• WHAT YOU ARE ASKED TO DO: Send back the records in full, character for character.

• RECORDS SHOWN:

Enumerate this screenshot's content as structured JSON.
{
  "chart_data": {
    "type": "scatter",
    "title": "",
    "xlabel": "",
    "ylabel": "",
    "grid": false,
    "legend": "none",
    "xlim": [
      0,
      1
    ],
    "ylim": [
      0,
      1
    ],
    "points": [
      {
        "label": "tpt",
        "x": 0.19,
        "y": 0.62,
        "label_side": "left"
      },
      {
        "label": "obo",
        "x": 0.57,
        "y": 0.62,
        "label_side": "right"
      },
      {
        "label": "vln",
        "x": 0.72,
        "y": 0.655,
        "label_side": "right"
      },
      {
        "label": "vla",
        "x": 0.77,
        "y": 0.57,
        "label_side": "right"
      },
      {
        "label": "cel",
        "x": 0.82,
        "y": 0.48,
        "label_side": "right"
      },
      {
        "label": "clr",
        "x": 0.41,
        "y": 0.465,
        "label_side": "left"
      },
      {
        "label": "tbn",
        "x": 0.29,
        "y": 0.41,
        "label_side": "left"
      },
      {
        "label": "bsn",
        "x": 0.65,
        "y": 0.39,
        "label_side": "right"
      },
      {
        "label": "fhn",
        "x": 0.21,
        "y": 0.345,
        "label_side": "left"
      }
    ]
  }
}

• CORRECT RESPONSE:
Enumerate this screenshot's content as structured JSON.
{
  "chart_data": {
    "type": "scatter",
    "title": "",
    "xlabel": "",
    "ylabel": "",
    "grid": false,
    "legend": "none",
    "xlim": [
      0,
      1
    ],
    "ylim": [
      0,
      1
    ],
    "points": [
      {
        "label": "tpt",
        "x": 0.19,
        "y": 0.62,
        "label_side": "left"
      },
      {
        "label": "obo",
        "x": 0.57,
        "y": 0.62,
        "label_side": "right"
      },
      {
        "label": "vln",
        "x": 0.72,
        "y": 0.655,
        "label_side": "right"
      },
      {
        "label": "vla",
        "x": 0.77,
        "y": 0.57,
        "label_side": "right"
      },
      {
        "label": "cel",
        "x": 0.82,
        "y": 0.48,
        "label_side": "right"
      },
      {
        "label": "clr",
        "x": 0.41,
        "y": 0.465,
        "label_side": "left"
      },
      {
        "label": "tbn",
        "x": 0.29,
        "y": 0.41,
        "label_side": "left"
      },
      {
        "label": "bsn",
        "x": 0.65,
        "y": 0.39,
        "label_side": "right"
      },
      {
        "label": "fhn",
        "x": 0.21,
        "y": 0.345,
        "label_side": "left"
      }
    ]
  }
}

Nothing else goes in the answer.